- _Your instructions_: Work through the records below and tally every line containing "rays". Reply with the total alone.

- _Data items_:
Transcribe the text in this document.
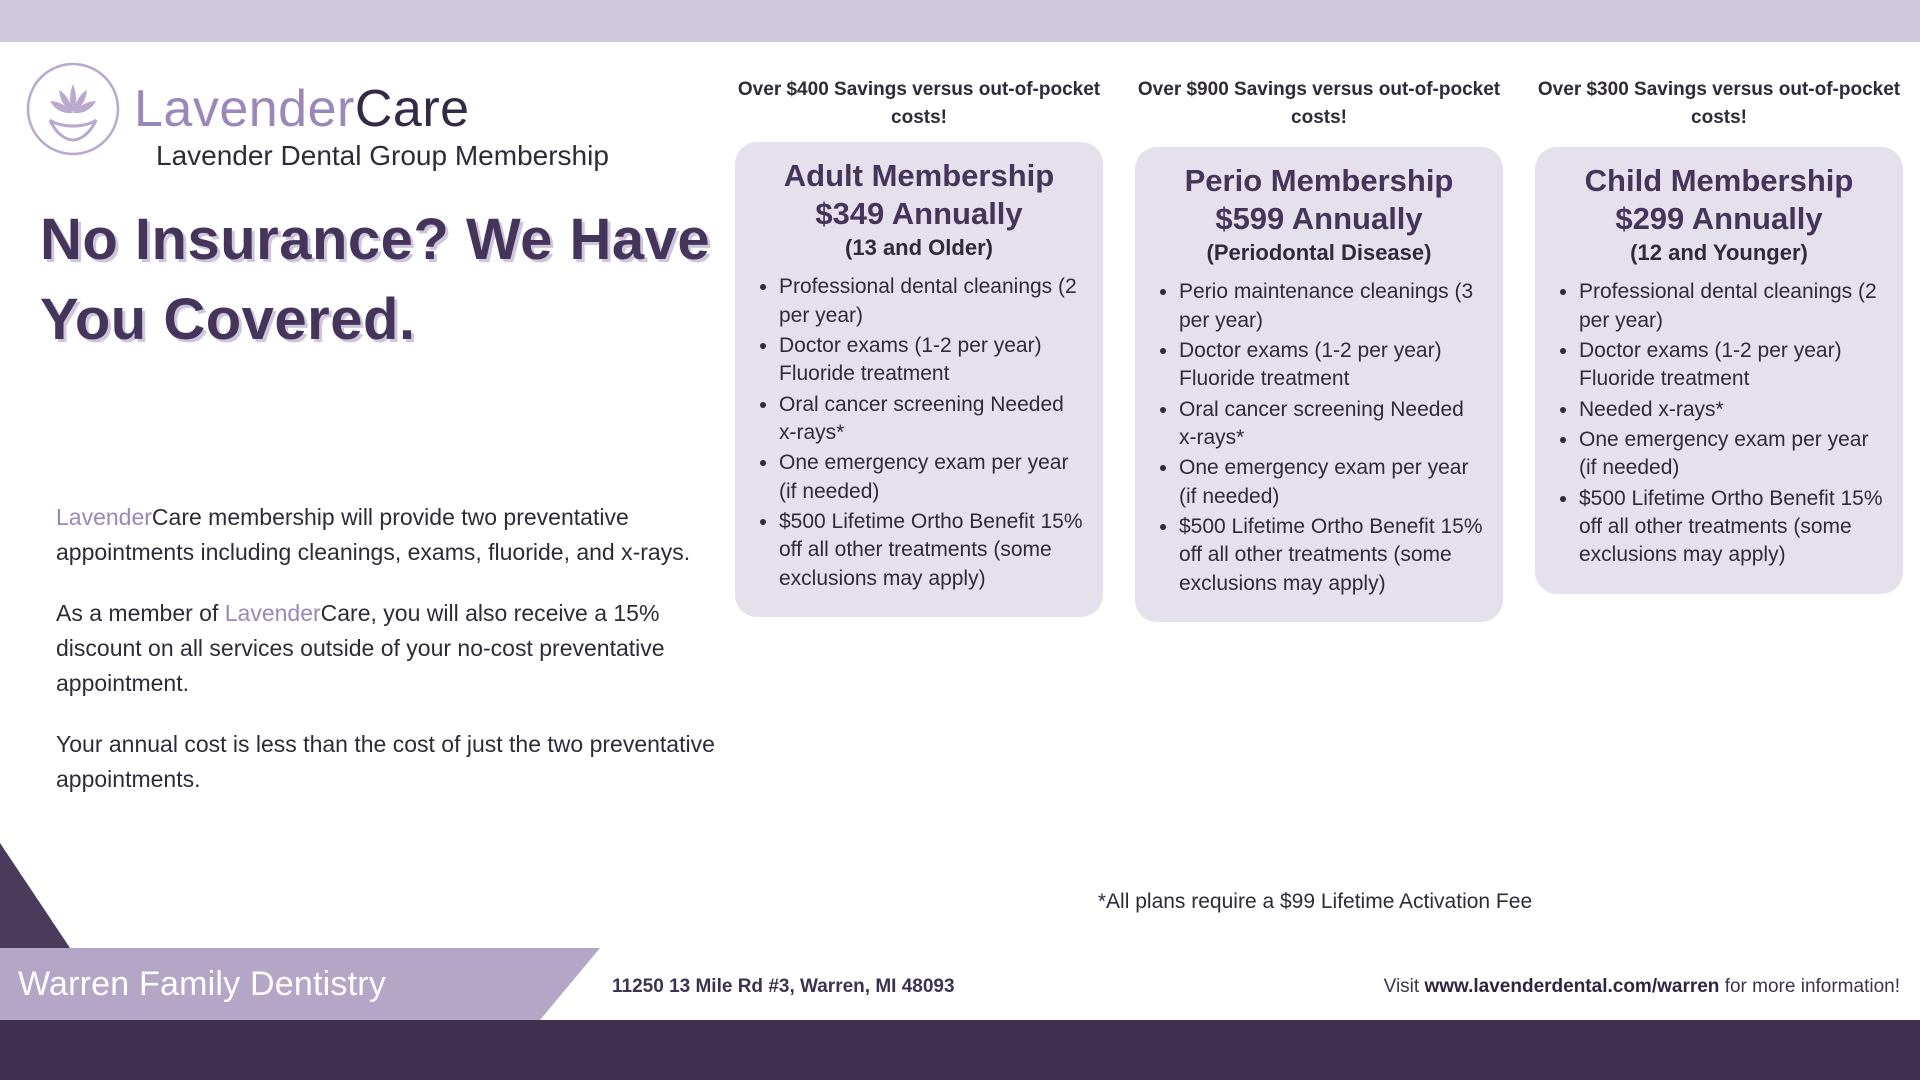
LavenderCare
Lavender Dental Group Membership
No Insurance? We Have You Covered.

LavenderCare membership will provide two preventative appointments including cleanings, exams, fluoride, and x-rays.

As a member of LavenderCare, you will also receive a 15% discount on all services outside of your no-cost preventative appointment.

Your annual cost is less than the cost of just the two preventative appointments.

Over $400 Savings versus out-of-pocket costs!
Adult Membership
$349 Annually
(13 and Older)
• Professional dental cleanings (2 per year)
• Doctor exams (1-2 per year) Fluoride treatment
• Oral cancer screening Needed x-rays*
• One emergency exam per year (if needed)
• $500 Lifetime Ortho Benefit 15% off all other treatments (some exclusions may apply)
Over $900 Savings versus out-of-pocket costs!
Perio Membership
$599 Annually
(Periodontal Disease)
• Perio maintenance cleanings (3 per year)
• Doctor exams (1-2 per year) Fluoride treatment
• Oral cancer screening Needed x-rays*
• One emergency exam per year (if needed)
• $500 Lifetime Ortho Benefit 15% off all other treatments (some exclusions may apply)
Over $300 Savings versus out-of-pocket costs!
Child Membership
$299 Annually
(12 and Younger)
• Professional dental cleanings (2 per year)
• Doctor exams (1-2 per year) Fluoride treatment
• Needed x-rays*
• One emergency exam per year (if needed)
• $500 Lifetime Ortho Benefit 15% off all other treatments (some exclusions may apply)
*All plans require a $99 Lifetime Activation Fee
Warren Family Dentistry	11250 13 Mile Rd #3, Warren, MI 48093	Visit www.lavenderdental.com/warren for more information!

* * *

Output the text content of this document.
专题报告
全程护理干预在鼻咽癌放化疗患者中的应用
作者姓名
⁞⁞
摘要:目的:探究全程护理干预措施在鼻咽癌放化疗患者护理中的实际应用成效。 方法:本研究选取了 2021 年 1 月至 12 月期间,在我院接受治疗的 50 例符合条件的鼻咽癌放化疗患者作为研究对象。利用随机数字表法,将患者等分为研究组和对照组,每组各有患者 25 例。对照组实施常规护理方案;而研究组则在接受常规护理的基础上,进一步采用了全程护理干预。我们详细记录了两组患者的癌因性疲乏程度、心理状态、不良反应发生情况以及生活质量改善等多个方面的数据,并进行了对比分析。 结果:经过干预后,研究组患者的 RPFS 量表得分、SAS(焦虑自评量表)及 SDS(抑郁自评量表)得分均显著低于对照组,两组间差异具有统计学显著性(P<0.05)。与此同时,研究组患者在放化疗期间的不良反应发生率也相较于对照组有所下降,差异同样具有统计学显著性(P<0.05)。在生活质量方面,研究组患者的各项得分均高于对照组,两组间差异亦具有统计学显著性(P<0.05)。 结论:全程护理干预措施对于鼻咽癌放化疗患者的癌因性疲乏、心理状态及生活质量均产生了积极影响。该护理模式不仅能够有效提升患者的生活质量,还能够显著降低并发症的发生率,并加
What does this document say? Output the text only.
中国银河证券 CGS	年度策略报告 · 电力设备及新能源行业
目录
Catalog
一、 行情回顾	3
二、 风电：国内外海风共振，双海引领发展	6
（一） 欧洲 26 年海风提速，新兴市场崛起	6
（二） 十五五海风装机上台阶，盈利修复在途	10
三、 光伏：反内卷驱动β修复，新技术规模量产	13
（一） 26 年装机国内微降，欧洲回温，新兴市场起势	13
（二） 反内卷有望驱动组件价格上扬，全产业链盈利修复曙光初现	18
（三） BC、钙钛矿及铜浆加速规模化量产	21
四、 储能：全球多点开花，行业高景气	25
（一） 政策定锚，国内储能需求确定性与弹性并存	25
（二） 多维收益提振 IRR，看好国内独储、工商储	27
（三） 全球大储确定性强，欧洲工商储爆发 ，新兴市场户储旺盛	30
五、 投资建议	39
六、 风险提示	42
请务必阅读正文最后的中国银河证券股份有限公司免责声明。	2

- _Solution for this task_: 4